## MATERIAL SUPPLIED
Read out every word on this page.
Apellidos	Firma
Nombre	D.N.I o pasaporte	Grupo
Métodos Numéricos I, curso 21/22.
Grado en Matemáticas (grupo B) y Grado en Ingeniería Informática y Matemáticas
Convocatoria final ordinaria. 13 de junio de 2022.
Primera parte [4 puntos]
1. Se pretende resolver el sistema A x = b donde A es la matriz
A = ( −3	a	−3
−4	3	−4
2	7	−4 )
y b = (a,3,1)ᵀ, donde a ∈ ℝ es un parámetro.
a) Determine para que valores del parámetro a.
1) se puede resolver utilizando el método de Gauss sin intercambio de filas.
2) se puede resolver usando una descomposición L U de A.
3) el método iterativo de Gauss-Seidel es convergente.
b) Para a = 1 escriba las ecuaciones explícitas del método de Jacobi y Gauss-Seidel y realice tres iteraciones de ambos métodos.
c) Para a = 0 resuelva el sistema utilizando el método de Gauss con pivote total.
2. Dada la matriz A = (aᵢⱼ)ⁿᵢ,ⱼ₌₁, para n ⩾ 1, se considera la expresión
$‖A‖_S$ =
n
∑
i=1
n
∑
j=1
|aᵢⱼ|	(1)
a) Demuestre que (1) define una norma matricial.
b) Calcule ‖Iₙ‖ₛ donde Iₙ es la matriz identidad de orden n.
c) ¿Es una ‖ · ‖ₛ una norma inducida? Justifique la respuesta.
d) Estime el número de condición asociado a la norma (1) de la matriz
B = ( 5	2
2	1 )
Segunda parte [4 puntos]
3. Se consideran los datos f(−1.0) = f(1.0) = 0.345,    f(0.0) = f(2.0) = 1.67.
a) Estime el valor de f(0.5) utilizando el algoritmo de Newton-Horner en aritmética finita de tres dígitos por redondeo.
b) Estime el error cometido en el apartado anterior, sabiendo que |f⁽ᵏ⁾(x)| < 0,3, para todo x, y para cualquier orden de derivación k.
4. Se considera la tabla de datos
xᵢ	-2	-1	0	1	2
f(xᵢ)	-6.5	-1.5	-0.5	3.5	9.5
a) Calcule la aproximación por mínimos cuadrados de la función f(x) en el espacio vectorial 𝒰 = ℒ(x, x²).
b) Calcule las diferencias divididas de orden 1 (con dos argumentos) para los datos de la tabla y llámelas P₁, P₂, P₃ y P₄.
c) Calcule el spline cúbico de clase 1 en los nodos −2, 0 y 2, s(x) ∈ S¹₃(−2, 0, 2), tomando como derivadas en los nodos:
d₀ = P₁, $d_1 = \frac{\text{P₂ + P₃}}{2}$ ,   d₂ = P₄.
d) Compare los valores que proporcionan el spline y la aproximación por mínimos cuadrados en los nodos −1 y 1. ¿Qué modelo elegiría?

## GIVEN REQUEST
Retype the material in full. Each word must match.

## SOLUTION BELOW
Read out every word on this page.
Apellidos	Firma
Nombre	D.N.I o pasaporte	Grupo
Métodos Numéricos I, curso 21/22.
Grado en Matemáticas (grupo B) y Grado en Ingeniería Informática y Matemáticas
Convocatoria final ordinaria. 13 de junio de 2022.
Primera parte [4 puntos]
1. Se pretende resolver el sistema A x = b donde A es la matriz
A = ( −3	a	−3
−4	3	−4
2	7	−4 )
y b = (a,3,1)ᵀ, donde a ∈ ℝ es un parámetro.
a) Determine para que valores del parámetro a.
1) se puede resolver utilizando el método de Gauss sin intercambio de filas.
2) se puede resolver usando una descomposición L U de A.
3) el método iterativo de Gauss-Seidel es convergente.
b) Para a = 1 escriba las ecuaciones explícitas del método de Jacobi y Gauss-Seidel y realice tres iteraciones de ambos métodos.
c) Para a = 0 resuelva el sistema utilizando el método de Gauss con pivote total.
2. Dada la matriz A = (aᵢⱼ)ⁿᵢ,ⱼ₌₁, para n ⩾ 1, se considera la expresión
$‖A‖_S$ =
n
∑
i=1
n
∑
j=1
|aᵢⱼ|	(1)
a) Demuestre que (1) define una norma matricial.
b) Calcule ‖Iₙ‖ₛ donde Iₙ es la matriz identidad de orden n.
c) ¿Es una ‖ · ‖ₛ una norma inducida? Justifique la respuesta.
d) Estime el número de condición asociado a la norma (1) de la matriz
B = ( 5	2
2	1 )
Segunda parte [4 puntos]
3. Se consideran los datos f(−1.0) = f(1.0) = 0.345,    f(0.0) = f(2.0) = 1.67.
a) Estime el valor de f(0.5) utilizando el algoritmo de Newton-Horner en aritmética finita de tres dígitos por redondeo.
b) Estime el error cometido en el apartado anterior, sabiendo que |f⁽ᵏ⁾(x)| < 0,3, para todo x, y para cualquier orden de derivación k.
4. Se considera la tabla de datos
xᵢ	-2	-1	0	1	2
f(xᵢ)	-6.5	-1.5	-0.5	3.5	9.5
a) Calcule la aproximación por mínimos cuadrados de la función f(x) en el espacio vectorial 𝒰 = ℒ(x, x²).
b) Calcule las diferencias divididas de orden 1 (con dos argumentos) para los datos de la tabla y llámelas P₁, P₂, P₃ y P₄.
c) Calcule el spline cúbico de clase 1 en los nodos −2, 0 y 2, s(x) ∈ S¹₃(−2, 0, 2), tomando como derivadas en los nodos:
d₀ = P₁, $d_1 = \frac{\text{P₂ + P₃}}{2}$ ,   d₂ = P₄.
d) Compare los valores que proporcionan el spline y la aproximación por mínimos cuadrados en los nodos −1 y 1. ¿Qué modelo elegiría?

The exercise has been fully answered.